EXTRAIT:

MOI, NA HYESEOK, L’INDÉSIRABLE :
QUELQUES PENSÉES D’UN ÉTRANGER
Patrice Pavis[1]
La pièce et le spectacle racontent la vie de Na Hyeseok, une vie agitée et tragique, puisque la peintre-écrivain finit dans la rue, abandonnée de tous, traînée dans la boue par la bonne société de son temps.
L’auteur de la pièce, Kim Minseung, a su éviter le mélodrame larmoyant, le pathétique facile, la commisération qui accompagnent souvent ce type d’évocation (on songe aux différentes adaptations scéniques de la vie de Camille Claudel, par exemple, elle aussi abandonnée de tous, y compris de son frère, le célèbre auteur et diplomate Paul Claudel). Le metteur en scène, Yoon Hansol, et l’actrice, Jeon Seonwoo, ont suivi cette ligne sobre de la pièce, cette évocation digne et contenue, qui en redouble la force et la portée.
L’auteur comme l’actrice ont intériorisé le parcours de cette artiste, comme pour montrer autant leur regard sur ce personnage que la suite des actions de sa vie. Dans la première partie, la caméra suit l’actrice dans les rues de Séoul, jusqu’au lieu de l’atelier. On regarde par-dessus son épaule avec les yeux d’une personne d’aujourd’hui qui tenterait de découvrir ce personnage en le suivant à la trace dans la ville. On espère entrer dans son atelier et pénétrer le secret de cette femme. Mais nul vestige de cette époque : la Séoul contemporaine a effacé toutes les traces de cet épisode peu glorieux de la vie culturelle coréenne ; elle a remplacé l’atelier par des banques et des bureaux, elle a fait place nette. Mais peut-on si facilement refouler le passé ?

ENREGISTREMENTS:

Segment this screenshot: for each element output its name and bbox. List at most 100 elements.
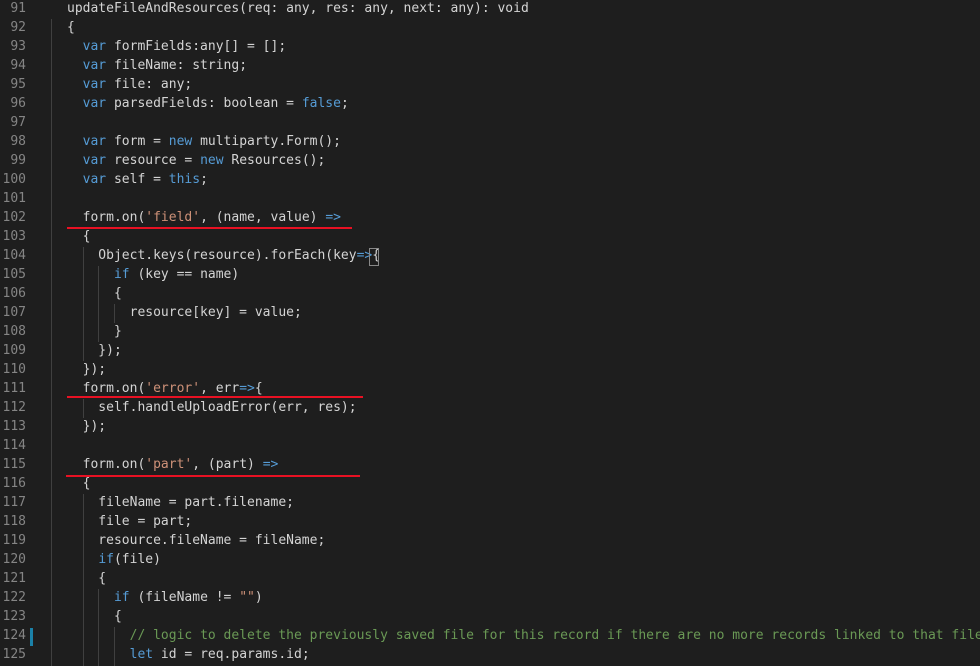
code-text[interactable]: } [67,322,122,341]
code-line[interactable]: 112 self.handleUploadError(err, res); [0,398,980,417]
code-line[interactable]: 101 [0,189,980,208]
code-token: false [301,96,341,111]
code-text[interactable]: }); [67,341,122,360]
code-line[interactable]: 92 { [0,18,980,37]
code-text[interactable]: }); [67,360,107,379]
code-line[interactable]: 109 }); [0,341,980,360]
code-line[interactable]: 110 }); [0,360,980,379]
code-text[interactable]: var parsedFields: boolean = false; [67,94,349,113]
code-token: updateFileAndResources(req: any, res: an… [67,1,529,16]
code-text[interactable]: var form = new multiparty.Form(); [67,132,341,151]
code-token: 'error' [145,381,201,396]
code-text[interactable]: resource.fileName = fileName; [67,531,325,550]
line-number: 112 [2,400,26,415]
annotation-underline-part [66,475,360,477]
code-line[interactable]: 118 file = part; [0,512,980,531]
code-text[interactable]: updateFileAndResources(req: any, res: an… [67,0,529,18]
code-text[interactable]: form.on('part', (part) => [67,455,279,474]
code-line[interactable]: 103 { [0,227,980,246]
code-text[interactable]: // logic to delete the previously saved … [67,626,980,645]
line-number: 94 [10,58,26,73]
line-number: 104 [2,248,26,263]
code-text[interactable]: { [67,607,122,626]
code-line[interactable]: 117 fileName = part.filename; [0,493,980,512]
code-line[interactable]: 113 }); [0,417,980,436]
code-text[interactable]: form.on('field', (name, value) => [67,208,341,227]
code-text[interactable]: var fileName: string; [67,56,247,75]
code-text[interactable]: { [67,227,91,246]
code-token: { [67,286,122,301]
code-text[interactable]: var formFields:any[] = []; [67,37,287,56]
code-text[interactable]: var file: any; [67,75,193,94]
code-line[interactable]: 99 var resource = new Resources(); [0,151,980,170]
code-line[interactable]: 96 var parsedFields: boolean = false; [0,94,980,113]
code-line[interactable]: 107 resource[key] = value; [0,303,980,322]
code-line[interactable]: 91 updateFileAndResources(req: any, res: … [0,0,980,18]
line-number: 99 [10,153,26,168]
code-line[interactable]: 108 } [0,322,980,341]
code-line[interactable]: 98 var form = new multiparty.Form(); [0,132,980,151]
code-text[interactable]: file = part; [67,512,192,531]
code-text[interactable]: fileName = part.filename; [67,493,294,512]
code-line[interactable]: 125 let id = req.params.id; [0,645,980,664]
code-line[interactable]: 94 var fileName: string; [0,56,980,75]
line-number: 119 [2,533,26,548]
line-number: 111 [2,381,26,396]
code-text[interactable]: Object.keys(resource).forEach(key=>{ [67,246,380,265]
code-text[interactable]: resource[key] = value; [67,303,302,322]
code-line[interactable]: 114 [0,436,980,455]
line-number: 95 [10,77,26,92]
code-line[interactable]: 121 { [0,569,980,588]
code-line[interactable]: 123 { [0,607,980,626]
code-text[interactable]: }); [67,417,107,436]
code-line[interactable]: 115 form.on('part', (part) => [0,455,980,474]
line-number: 120 [2,552,26,567]
code-line[interactable]: 100 var self = this; [0,170,980,189]
code-token: form = [106,134,169,149]
code-token: if [113,267,130,282]
code-line[interactable]: 97 [0,113,980,132]
code-line[interactable]: 105 if (key == name) [0,265,980,284]
code-token: // logic to delete the previously saved … [129,628,980,643]
line-number: 107 [2,305,26,320]
indent-guide [98,589,99,666]
code-line[interactable]: 95 var file: any; [0,75,980,94]
code-token: file = part; [67,514,193,529]
code-line[interactable]: 93 var formFields:any[] = []; [0,37,980,56]
code-text[interactable]: { [67,569,106,588]
code-text[interactable]: if(file) [67,550,161,569]
code-line[interactable]: 122 if (fileName != "") [0,588,980,607]
code-token: resource = [106,153,201,168]
code-editor[interactable]: 91 updateFileAndResources(req: any, res: … [0,0,980,666]
code-line[interactable]: 124 // logic to delete the previously sa… [0,626,980,645]
code-line[interactable]: 102 form.on('field', (name, value) => [0,208,980,227]
code-text[interactable]: if (fileName != "") [67,588,263,607]
code-text[interactable]: if (key == name) [67,265,239,284]
annotation-underline-error [67,396,363,398]
line-number: 123 [2,609,26,624]
code-text[interactable]: self.handleUploadError(err, res); [67,398,356,417]
code-token: let [129,647,154,662]
code-text[interactable]: var self = this; [67,170,208,189]
line-number: 116 [2,476,26,491]
code-text[interactable]: { [67,284,122,303]
code-line[interactable]: 119 resource.fileName = fileName; [0,531,980,550]
code-token: form.on( [67,457,146,472]
line-number: 102 [2,210,26,225]
code-token: => [239,381,255,396]
code-line[interactable]: 106 { [0,284,980,303]
code-token: form.on( [67,381,146,396]
line-number: 91 [10,1,26,16]
code-line[interactable]: 120 if(file) [0,550,980,569]
code-text[interactable]: let id = req.params.id; [67,645,310,664]
line-number: 105 [2,267,26,282]
code-text[interactable]: var resource = new Resources(); [67,151,326,170]
code-token: { [67,609,122,624]
code-text[interactable]: { [67,18,75,37]
code-token: resource.fileName = fileName; [67,533,326,548]
code-line[interactable]: 104 Object.keys(resource).forEach(key=>{ [0,246,980,265]
code-token: ; [340,96,349,111]
code-token: var [82,96,107,111]
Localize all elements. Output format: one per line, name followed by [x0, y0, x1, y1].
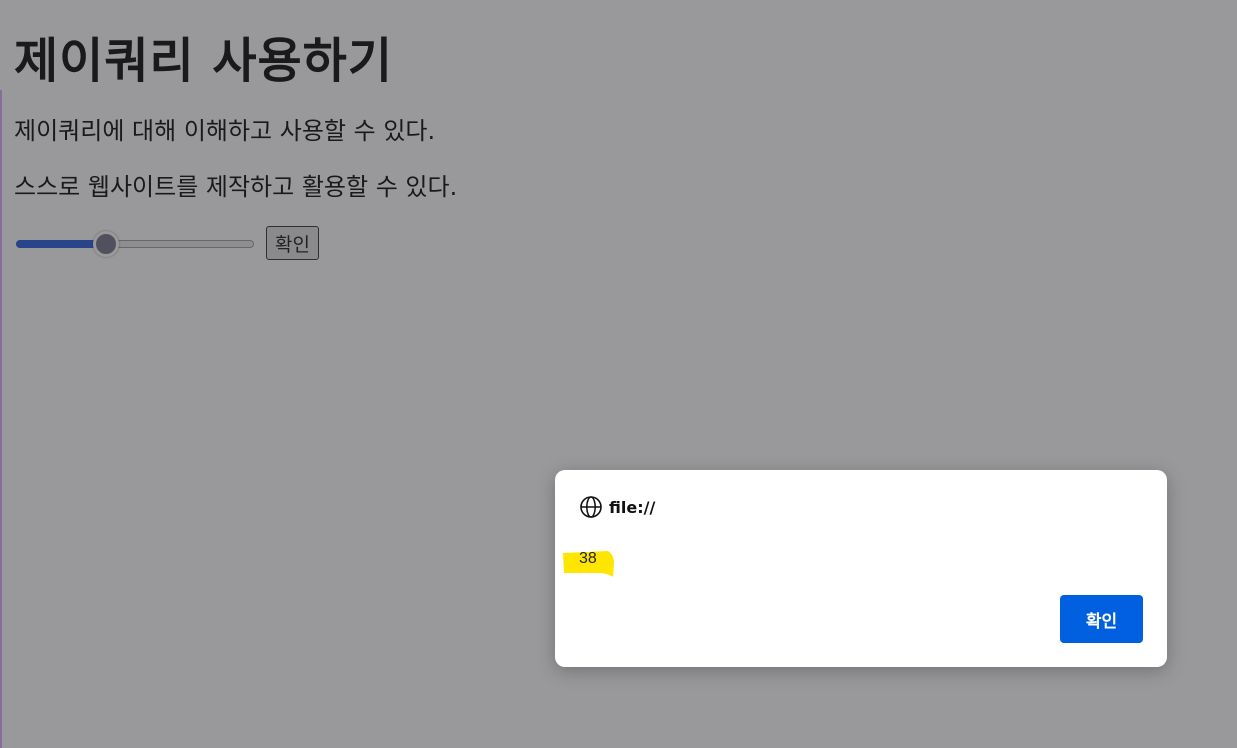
globe-icon — [580, 496, 602, 518]
dialog-header: file:// — [579, 495, 655, 519]
dialog-origin: file:// — [609, 497, 656, 517]
dialog-message: 38 — [579, 550, 597, 567]
alert-dialog: file:// 38 확인 — [555, 470, 1167, 667]
dialog-ok-button[interactable]: 확인 — [1060, 595, 1143, 643]
window-edge — [0, 90, 2, 748]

EXERCICES:
[1] Recopiez un passage de l’extrait sur Na Hyeseok. Commencez aux mots « L’auteur comme l’actrice » et arrêtez-vous après « refouler le passé ? ».
[2] Répondez à ces questions d’après l’extrait sur Na Hyeseok :
(a) Qui est l’auteur de la pièce ?
(b) Quelle actrice joue dans le spectacle ?
(c) Par quoi la Séoul contemporaine a-t-elle remplacé l’atelier ?
[3] Résumez plus brièvement le paragraphe de l’extrait qui commence par « L’auteur de la pièce, Kim Minseung ». Gardez-en les faits principaux.

CORRIGÉS:
[1]
L’auteur comme l’actrice ont intériorisé le parcours de cette artiste, comme pour montrer autant leur regard sur ce personnage que la suite des actions de sa vie. Dans la première partie, la caméra suit l’actrice dans les rues de Séoul, jusqu’au lieu de l’atelier. On regarde par-dessus son épaule avec les yeux d’une personne d’aujourd’hui qui tenterait de découvrir ce personnage en le suivant à la trace dans la ville. On espère entrer dans son atelier et pénétrer le secret de cette femme. Mais nul vestige de cette époque : la Séoul contemporaine a effacé toutes les traces de cet épisode peu glorieux de la vie culturelle coréenne ; elle a remplacé l’atelier par des banques et des bureaux, elle a fait place nette. Mais peut-on si facilement refouler le passé ?

[2]
(a) Kim Minseung.
(b) Jeon Seonwoo.
(c) Par des banques et des bureaux.

[3] Kim Minseung, l’auteur de la pièce, évite le mélodrame larmoyant, le pathétique facile et la commisération. Ces écueils sont fréquents dans ce genre d’évocation, par exemple dans les adaptations scéniques de la vie de Camille Claudel. Le metteur en scène Yoon Hansol et l’actrice Jeon Seonwoo suivent cette ligne sobre, digne et contenue, qui accroît la force et la portée de la pièce.